[WORK ORDER] From the entries below, work out the number of lines that hold the word "Home", and give that number alone.

[STUDY MATERIAL]
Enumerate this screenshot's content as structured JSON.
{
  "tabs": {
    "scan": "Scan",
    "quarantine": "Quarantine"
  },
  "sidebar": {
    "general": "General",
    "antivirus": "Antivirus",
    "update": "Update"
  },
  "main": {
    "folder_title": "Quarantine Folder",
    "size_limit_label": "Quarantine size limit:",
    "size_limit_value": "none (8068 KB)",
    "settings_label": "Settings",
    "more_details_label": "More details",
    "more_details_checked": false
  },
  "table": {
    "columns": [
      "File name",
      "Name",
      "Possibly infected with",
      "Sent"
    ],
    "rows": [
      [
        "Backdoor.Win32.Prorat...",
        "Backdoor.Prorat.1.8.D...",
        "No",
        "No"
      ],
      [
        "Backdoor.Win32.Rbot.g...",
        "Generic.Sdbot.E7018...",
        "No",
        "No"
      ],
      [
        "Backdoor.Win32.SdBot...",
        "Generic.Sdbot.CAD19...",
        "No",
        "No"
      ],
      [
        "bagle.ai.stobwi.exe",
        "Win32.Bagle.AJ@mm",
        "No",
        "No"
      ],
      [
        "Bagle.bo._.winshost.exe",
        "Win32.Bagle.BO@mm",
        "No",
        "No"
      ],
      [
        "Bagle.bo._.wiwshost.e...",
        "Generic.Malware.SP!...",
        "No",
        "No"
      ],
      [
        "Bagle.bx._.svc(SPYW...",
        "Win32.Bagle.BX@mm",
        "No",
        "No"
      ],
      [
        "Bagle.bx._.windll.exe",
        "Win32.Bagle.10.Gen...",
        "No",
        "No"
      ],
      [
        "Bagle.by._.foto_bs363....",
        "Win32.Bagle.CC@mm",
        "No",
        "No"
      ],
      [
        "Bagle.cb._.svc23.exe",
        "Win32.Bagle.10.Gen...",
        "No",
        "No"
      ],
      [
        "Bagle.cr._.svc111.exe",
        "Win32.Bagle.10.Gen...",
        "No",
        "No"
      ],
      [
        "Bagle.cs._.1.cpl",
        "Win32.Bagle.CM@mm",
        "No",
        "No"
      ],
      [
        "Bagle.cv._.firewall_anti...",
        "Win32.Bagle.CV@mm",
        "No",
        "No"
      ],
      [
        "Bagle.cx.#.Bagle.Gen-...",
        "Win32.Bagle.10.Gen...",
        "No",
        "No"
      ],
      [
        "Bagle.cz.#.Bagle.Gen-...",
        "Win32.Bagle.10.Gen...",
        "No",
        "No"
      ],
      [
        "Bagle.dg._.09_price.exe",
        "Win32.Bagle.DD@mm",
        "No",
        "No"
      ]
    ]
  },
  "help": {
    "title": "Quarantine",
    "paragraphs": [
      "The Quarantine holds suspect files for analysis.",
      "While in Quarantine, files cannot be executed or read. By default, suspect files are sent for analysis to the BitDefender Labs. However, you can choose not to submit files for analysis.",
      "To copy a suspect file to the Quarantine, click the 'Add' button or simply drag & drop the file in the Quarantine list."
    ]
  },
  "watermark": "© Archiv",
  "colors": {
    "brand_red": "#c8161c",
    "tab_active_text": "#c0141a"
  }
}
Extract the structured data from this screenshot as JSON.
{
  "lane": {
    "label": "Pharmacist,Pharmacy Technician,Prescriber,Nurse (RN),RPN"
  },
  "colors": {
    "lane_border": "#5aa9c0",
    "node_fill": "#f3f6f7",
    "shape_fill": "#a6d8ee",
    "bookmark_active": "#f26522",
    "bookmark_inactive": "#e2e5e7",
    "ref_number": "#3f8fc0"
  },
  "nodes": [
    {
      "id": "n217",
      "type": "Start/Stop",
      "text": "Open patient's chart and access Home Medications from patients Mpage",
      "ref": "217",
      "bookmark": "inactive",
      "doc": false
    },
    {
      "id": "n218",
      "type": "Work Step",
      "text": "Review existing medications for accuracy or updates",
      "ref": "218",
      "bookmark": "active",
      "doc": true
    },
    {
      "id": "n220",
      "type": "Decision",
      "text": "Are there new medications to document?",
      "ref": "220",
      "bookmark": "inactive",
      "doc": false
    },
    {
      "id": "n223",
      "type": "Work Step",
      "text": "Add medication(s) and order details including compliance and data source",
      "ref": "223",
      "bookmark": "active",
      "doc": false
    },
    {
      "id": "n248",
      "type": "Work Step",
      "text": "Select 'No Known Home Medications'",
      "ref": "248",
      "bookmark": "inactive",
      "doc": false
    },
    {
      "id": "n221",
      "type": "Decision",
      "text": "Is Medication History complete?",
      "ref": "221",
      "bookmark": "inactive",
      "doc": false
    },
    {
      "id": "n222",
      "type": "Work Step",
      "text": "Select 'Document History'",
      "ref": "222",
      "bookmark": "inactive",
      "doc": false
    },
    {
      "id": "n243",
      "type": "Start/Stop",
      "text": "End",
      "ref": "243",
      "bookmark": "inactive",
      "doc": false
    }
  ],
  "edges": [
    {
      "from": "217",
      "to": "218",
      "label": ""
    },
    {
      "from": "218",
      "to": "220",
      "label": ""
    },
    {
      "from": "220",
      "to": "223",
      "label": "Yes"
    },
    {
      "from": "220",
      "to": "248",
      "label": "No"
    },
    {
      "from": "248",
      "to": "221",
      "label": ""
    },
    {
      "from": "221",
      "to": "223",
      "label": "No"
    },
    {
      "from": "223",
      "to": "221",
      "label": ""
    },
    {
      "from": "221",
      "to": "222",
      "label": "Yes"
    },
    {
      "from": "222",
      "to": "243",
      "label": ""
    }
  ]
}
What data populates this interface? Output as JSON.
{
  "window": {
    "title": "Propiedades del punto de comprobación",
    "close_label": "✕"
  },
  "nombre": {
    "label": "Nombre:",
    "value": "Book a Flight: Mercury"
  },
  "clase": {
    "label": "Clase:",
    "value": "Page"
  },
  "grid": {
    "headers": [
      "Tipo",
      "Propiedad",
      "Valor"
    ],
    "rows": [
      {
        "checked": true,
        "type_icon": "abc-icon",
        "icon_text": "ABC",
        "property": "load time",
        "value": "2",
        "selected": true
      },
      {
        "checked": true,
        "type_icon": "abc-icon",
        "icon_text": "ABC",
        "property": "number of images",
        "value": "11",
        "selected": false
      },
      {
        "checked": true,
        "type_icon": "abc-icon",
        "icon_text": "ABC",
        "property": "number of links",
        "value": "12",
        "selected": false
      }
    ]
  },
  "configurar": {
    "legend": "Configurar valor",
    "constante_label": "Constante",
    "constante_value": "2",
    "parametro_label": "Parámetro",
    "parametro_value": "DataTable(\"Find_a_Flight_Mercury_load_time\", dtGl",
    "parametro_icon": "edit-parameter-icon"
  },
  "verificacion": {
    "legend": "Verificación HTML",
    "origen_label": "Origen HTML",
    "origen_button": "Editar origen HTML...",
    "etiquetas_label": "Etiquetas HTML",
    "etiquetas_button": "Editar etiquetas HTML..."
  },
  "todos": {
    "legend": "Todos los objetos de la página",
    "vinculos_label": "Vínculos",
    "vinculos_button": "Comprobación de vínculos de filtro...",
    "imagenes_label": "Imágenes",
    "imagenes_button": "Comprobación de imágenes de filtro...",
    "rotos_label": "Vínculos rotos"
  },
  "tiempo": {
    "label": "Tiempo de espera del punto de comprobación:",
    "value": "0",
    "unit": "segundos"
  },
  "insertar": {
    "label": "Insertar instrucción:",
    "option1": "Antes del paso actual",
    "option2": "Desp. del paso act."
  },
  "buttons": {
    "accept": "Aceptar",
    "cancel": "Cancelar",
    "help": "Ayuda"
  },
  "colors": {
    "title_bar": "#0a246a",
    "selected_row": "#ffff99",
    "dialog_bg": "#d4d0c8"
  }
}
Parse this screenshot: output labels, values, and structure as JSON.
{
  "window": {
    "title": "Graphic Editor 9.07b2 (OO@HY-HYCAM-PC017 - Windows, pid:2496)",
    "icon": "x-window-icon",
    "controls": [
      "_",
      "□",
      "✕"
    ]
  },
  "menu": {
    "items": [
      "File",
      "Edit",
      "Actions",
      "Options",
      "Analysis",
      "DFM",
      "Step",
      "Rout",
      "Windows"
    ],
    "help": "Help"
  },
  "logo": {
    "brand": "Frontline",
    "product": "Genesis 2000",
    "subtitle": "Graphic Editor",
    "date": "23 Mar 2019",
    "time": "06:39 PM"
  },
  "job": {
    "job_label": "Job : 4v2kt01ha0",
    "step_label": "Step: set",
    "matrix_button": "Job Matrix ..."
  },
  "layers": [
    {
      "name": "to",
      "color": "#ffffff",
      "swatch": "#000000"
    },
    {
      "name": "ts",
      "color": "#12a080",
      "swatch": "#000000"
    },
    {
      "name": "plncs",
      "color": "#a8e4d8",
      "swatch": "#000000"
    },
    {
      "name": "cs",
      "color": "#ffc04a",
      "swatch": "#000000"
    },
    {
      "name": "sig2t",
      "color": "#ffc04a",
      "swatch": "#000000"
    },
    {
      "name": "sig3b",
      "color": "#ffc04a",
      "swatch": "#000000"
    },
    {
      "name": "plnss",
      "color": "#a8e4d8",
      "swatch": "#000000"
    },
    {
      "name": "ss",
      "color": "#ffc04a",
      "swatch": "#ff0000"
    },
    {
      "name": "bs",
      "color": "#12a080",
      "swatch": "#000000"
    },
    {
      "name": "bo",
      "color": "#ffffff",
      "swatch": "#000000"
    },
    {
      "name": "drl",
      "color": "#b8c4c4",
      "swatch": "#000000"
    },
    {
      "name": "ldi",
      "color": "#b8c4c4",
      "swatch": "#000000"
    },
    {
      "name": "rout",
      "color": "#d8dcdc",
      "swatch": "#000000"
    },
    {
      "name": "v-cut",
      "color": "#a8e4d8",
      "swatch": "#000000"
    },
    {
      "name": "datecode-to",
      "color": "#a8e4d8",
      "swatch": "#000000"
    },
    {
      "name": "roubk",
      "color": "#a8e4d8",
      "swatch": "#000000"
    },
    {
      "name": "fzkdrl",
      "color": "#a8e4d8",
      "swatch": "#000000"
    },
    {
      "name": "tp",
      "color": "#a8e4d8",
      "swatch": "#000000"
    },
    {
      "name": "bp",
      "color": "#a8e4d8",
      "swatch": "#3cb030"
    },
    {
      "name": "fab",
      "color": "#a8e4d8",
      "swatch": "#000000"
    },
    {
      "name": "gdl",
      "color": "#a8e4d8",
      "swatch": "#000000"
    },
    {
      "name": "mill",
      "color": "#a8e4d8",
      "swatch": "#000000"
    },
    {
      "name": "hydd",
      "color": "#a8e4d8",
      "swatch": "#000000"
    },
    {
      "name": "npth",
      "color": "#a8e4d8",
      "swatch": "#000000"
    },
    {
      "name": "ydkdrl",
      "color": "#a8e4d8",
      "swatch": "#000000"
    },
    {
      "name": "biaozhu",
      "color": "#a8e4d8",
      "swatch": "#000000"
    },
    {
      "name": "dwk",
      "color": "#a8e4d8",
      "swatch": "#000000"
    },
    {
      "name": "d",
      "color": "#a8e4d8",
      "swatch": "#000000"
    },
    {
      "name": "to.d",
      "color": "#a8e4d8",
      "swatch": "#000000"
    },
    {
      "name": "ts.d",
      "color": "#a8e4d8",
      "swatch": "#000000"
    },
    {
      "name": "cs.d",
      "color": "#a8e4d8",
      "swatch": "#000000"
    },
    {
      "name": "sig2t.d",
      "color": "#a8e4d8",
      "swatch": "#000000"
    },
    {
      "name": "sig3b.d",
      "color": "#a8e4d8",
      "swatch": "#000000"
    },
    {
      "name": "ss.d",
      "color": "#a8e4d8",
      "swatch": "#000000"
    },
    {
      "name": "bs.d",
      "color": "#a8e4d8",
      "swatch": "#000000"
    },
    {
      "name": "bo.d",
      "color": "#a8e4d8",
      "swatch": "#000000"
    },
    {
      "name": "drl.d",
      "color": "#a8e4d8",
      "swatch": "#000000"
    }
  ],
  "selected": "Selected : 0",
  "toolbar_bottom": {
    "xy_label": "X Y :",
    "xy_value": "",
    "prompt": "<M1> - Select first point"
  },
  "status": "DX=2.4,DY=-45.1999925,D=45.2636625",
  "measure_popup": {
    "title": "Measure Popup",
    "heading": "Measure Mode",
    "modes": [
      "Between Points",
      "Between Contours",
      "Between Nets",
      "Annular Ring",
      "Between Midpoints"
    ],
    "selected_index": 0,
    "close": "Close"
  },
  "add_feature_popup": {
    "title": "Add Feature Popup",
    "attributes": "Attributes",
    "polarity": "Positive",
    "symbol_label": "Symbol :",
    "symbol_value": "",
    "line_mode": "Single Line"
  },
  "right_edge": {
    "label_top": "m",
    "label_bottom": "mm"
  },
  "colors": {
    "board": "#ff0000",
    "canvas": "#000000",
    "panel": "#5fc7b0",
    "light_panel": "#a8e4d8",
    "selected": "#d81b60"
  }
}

[FINAL ANSWER] 2